Write the material out again exactly.

________

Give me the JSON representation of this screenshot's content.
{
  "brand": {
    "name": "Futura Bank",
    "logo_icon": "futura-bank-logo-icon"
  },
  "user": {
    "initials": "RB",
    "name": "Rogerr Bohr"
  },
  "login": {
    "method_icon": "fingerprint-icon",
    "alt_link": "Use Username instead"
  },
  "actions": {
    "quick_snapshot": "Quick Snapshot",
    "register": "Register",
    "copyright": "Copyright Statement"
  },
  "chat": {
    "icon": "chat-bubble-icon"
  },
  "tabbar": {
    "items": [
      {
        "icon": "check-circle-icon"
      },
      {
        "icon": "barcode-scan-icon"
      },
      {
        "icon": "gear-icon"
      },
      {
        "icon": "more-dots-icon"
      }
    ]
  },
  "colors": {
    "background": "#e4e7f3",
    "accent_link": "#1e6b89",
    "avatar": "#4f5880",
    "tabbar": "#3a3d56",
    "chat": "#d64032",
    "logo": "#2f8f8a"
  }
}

________

# [Solution for this problem]
Give me the JSON representation of this screenshot's content.
{
  "brand": {
    "name": "Futura Bank",
    "logo_icon": "futura-bank-logo-icon"
  },
  "user": {
    "initials": "RB",
    "name": "Rogerr Bohr"
  },
  "login": {
    "method_icon": "fingerprint-icon",
    "alt_link": "Use Username instead"
  },
  "actions": {
    "quick_snapshot": "Quick Snapshot",
    "register": "Register",
    "copyright": "Copyright Statement"
  },
  "chat": {
    "icon": "chat-bubble-icon"
  },
  "tabbar": {
    "items": [
      {
        "icon": "check-circle-icon"
      },
      {
        "icon": "barcode-scan-icon"
      },
      {
        "icon": "gear-icon"
      },
      {
        "icon": "more-dots-icon"
      }
    ]
  },
  "colors": {
    "background": "#e4e7f3",
    "accent_link": "#1e6b89",
    "avatar": "#4f5880",
    "tabbar": "#3a3d56",
    "chat": "#d64032",
    "logo": "#2f8f8a"
  }
}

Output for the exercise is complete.